> Stated exercise:
Omit every picture and return the rest of the data unaltered.

--- START ---

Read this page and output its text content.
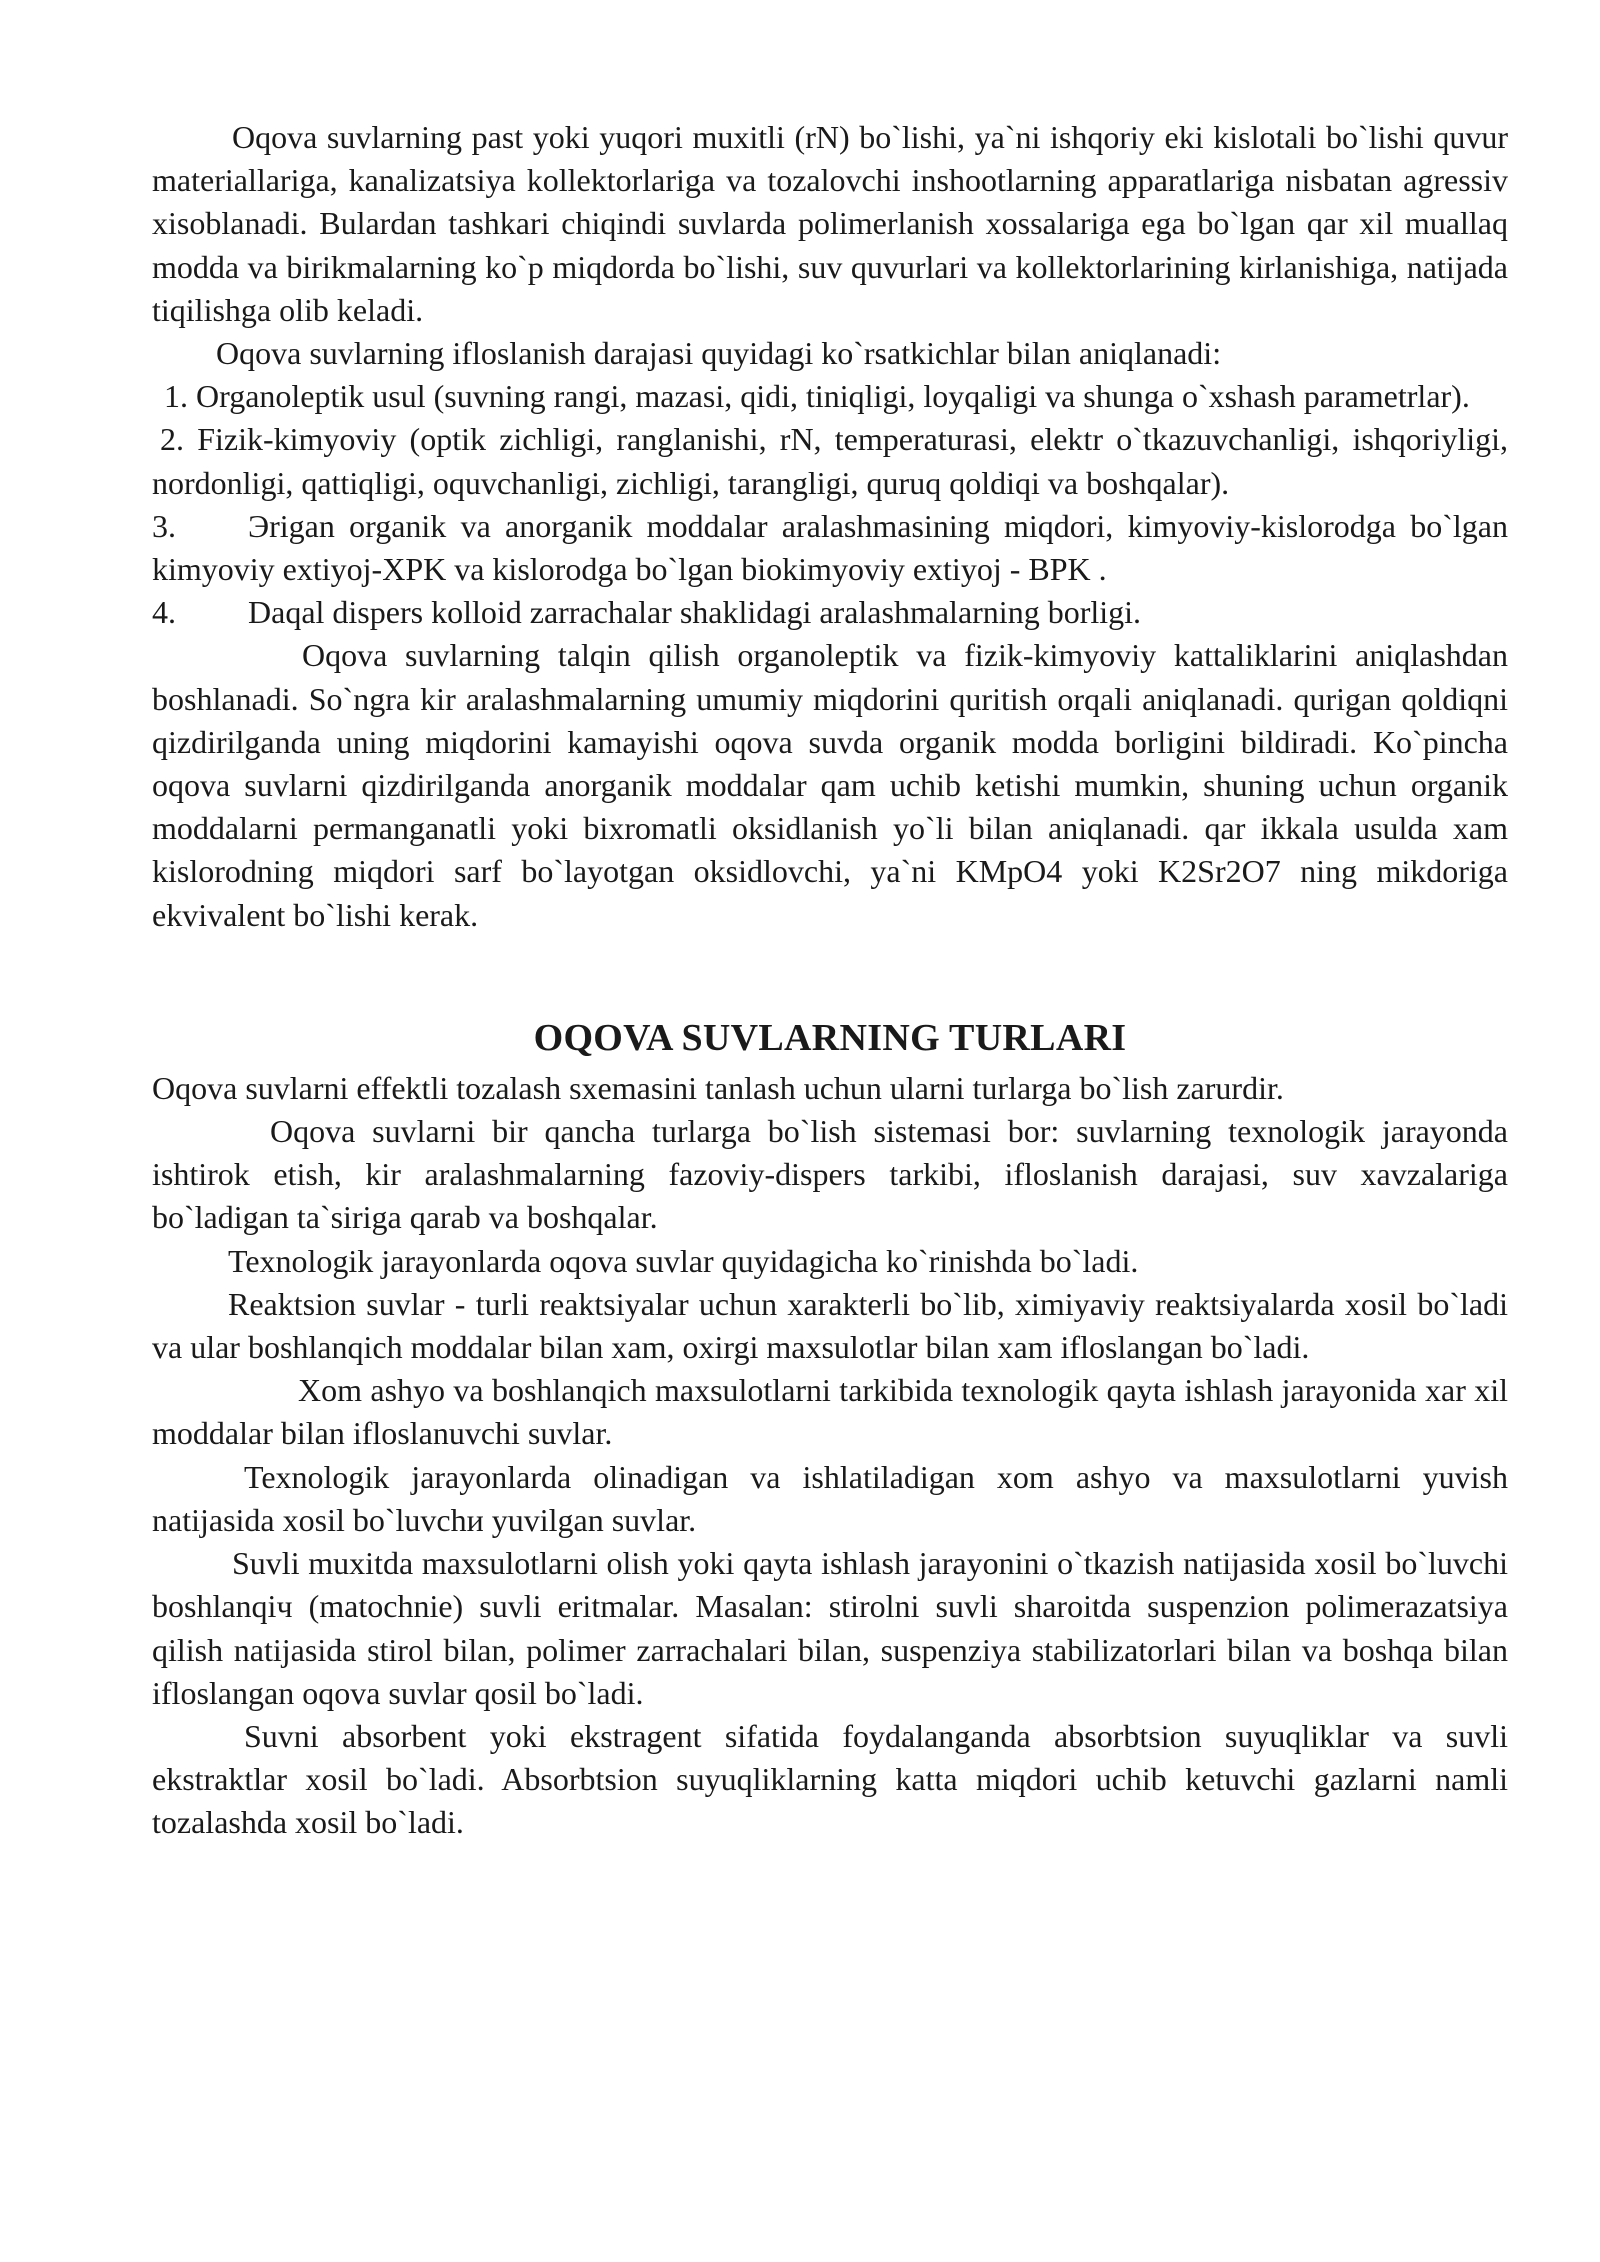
Oqova suvlarning past yoki yuqori muxitli (rN) bo`lishi, ya`ni ishqoriy eki kislotali bo`lishi quvur materiallariga, kanalizatsiya kollektorlariga va tozalovchi inshootlarning apparatlariga nisbatan agressiv xisoblanadi. Bulardan tashkari chiqindi suvlarda polimerlanish xossalariga ega bo`lgan qar xil muallaq modda va birikmalarning ko`p miqdorda bo`lishi, suv quvurlari va kollektorlarining kirlanishiga, natijada tiqilishga olib keladi.

Oqova suvlarning ifloslanish darajasi quyidagi ko`rsatkichlar bilan aniqlanadi:

1. Organoleptik usul (suvning rangi, mazasi, qidi, tiniqligi, loyqaligi va shunga o`xshash parametrlar).

2. Fizik-kimyoviy (optik zichligi, ranglanishi, rN, temperaturasi, elektr o`tkazuvchanligi, ishqoriyligi, nordonligi, qattiqligi, oquvchanligi, zichligi, tarangligi, quruq qoldiqi va boshqalar).

3. Эrigan organik va anorganik moddalar aralashmasining miqdori, kimyoviy-kislorodga bo`lgan kimyoviy extiyoj-XPK va kislorodga bo`lgan biokimyoviy extiyoj - BPK .

4. Daqal dispers kolloid zarrachalar shaklidagi aralashmalarning borligi.

Oqova suvlarning talqin qilish organoleptik va fizik-kimyoviy kattaliklarini aniqlashdan boshlanadi. So`ngra kir aralashmalarning umumiy miqdorini quritish orqali aniqlanadi. qurigan qoldiqni qizdirilganda uning miqdorini kamayishi oqova suvda organik modda borligini bildiradi. Ko`pincha oqova suvlarni qizdirilganda anorganik moddalar qam uchib ketishi mumkin, shuning uchun organik moddalarni permanganatli yoki bixromatli oksidlanish yo`li bilan aniqlanadi. qar ikkala usulda xam kislorodning miqdori sarf bo`layotgan oksidlovchi, ya`ni KMpO4 yoki K2Sr2O7 ning mikdoriga ekvivalent bo`lishi kerak.

OQOVA SUVLARNING TURLARI

Oqova suvlarni effektli tozalash sxemasini tanlash uchun ularni turlarga bo`lish zarurdir.

Oqova suvlarni bir qancha turlarga bo`lish sistemasi bor: suvlarning texnologik jarayonda ishtirok etish, kir aralashmalarning fazoviy-dispers tarkibi, ifloslanish darajasi, suv xavzalariga bo`ladigan ta`siriga qarab va boshqalar.

Texnologik jarayonlarda oqova suvlar quyidagicha ko`rinishda bo`ladi.

Reaktsion suvlar - turli reaktsiyalar uchun xarakterli bo`lib, ximiyaviy reaktsiyalarda xosil bo`ladi va ular boshlanqich moddalar bilan xam, oxirgi maxsulotlar bilan xam ifloslangan bo`ladi.

Xom ashyo va boshlanqich maxsulotlarni tarkibida texnologik qayta ishlash jarayonida xar xil moddalar bilan ifloslanuvchi suvlar.

Texnologik jarayonlarda olinadigan va ishlatiladigan xom ashyo va maxsulotlarni yuvish natijasida xosil bo`luvchи yuvilgan suvlar.

Suvli muxitda maxsulotlarni olish yoki qayta ishlash jarayonini o`tkazish natijasida xosil bo`luvchi boshlanqiч (matochnie) suvli eritmalar. Masalan: stirolni suvli sharoitda suspenzion polimerazatsiya qilish natijasida stirol bilan, polimer zarrachalari bilan, suspenziya stabilizatorlari bilan va boshqa bilan ifloslangan oqova suvlar qosil bo`ladi.

Suvni absorbent yoki ekstragent sifatida foydalanganda absorbtsion suyuqliklar va suvli ekstraktlar xosil bo`ladi. Absorbtsion suyuqliklarning katta miqdori uchib ketuvchi gazlarni namli tozalashda xosil bo`ladi.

--- END ---

> Reply:
Read this page and output its text content.
Oqova suvlarning past yoki yuqori muxitli (rN) bo`lishi, ya`ni ishqoriy eki kislotali bo`lishi quvur materiallariga, kanalizatsiya kollektorlariga va tozalovchi inshootlarning apparatlariga nisbatan agressiv xisoblanadi. Bulardan tashkari chiqindi suvlarda polimerlanish xossalariga ega bo`lgan qar xil muallaq modda va birikmalarning ko`p miqdorda bo`lishi, suv quvurlari va kollektorlarining kirlanishiga, natijada tiqilishga olib keladi.

Oqova suvlarning ifloslanish darajasi quyidagi ko`rsatkichlar bilan aniqlanadi:

1. Organoleptik usul (suvning rangi, mazasi, qidi, tiniqligi, loyqaligi va shunga o`xshash parametrlar).

2. Fizik-kimyoviy (optik zichligi, ranglanishi, rN, temperaturasi, elektr o`tkazuvchanligi, ishqoriyligi, nordonligi, qattiqligi, oquvchanligi, zichligi, tarangligi, quruq qoldiqi va boshqalar).

3. Эrigan organik va anorganik moddalar aralashmasining miqdori, kimyoviy-kislorodga bo`lgan kimyoviy extiyoj-XPK va kislorodga bo`lgan biokimyoviy extiyoj - BPK .

4. Daqal dispers kolloid zarrachalar shaklidagi aralashmalarning borligi.

Oqova suvlarning talqin qilish organoleptik va fizik-kimyoviy kattaliklarini aniqlashdan boshlanadi. So`ngra kir aralashmalarning umumiy miqdorini quritish orqali aniqlanadi. qurigan qoldiqni qizdirilganda uning miqdorini kamayishi oqova suvda organik modda borligini bildiradi. Ko`pincha oqova suvlarni qizdirilganda anorganik moddalar qam uchib ketishi mumkin, shuning uchun organik moddalarni permanganatli yoki bixromatli oksidlanish yo`li bilan aniqlanadi. qar ikkala usulda xam kislorodning miqdori sarf bo`layotgan oksidlovchi, ya`ni KMpO4 yoki K2Sr2O7 ning mikdoriga ekvivalent bo`lishi kerak.

OQOVA SUVLARNING TURLARI

Oqova suvlarni effektli tozalash sxemasini tanlash uchun ularni turlarga bo`lish zarurdir.

Oqova suvlarni bir qancha turlarga bo`lish sistemasi bor: suvlarning texnologik jarayonda ishtirok etish, kir aralashmalarning fazoviy-dispers tarkibi, ifloslanish darajasi, suv xavzalariga bo`ladigan ta`siriga qarab va boshqalar.

Texnologik jarayonlarda oqova suvlar quyidagicha ko`rinishda bo`ladi.

Reaktsion suvlar - turli reaktsiyalar uchun xarakterli bo`lib, ximiyaviy reaktsiyalarda xosil bo`ladi va ular boshlanqich moddalar bilan xam, oxirgi maxsulotlar bilan xam ifloslangan bo`ladi.

Xom ashyo va boshlanqich maxsulotlarni tarkibida texnologik qayta ishlash jarayonida xar xil moddalar bilan ifloslanuvchi suvlar.

Texnologik jarayonlarda olinadigan va ishlatiladigan xom ashyo va maxsulotlarni yuvish natijasida xosil bo`luvchи yuvilgan suvlar.

Suvli muxitda maxsulotlarni olish yoki qayta ishlash jarayonini o`tkazish natijasida xosil bo`luvchi boshlanqiч (matochnie) suvli eritmalar. Masalan: stirolni suvli sharoitda suspenzion polimerazatsiya qilish natijasida stirol bilan, polimer zarrachalari bilan, suspenziya stabilizatorlari bilan va boshqa bilan ifloslangan oqova suvlar qosil bo`ladi.

Suvni absorbent yoki ekstragent sifatida foydalanganda absorbtsion suyuqliklar va suvli ekstraktlar xosil bo`ladi. Absorbtsion suyuqliklarning katta miqdori uchib ketuvchi gazlarni namli tozalashda xosil bo`ladi.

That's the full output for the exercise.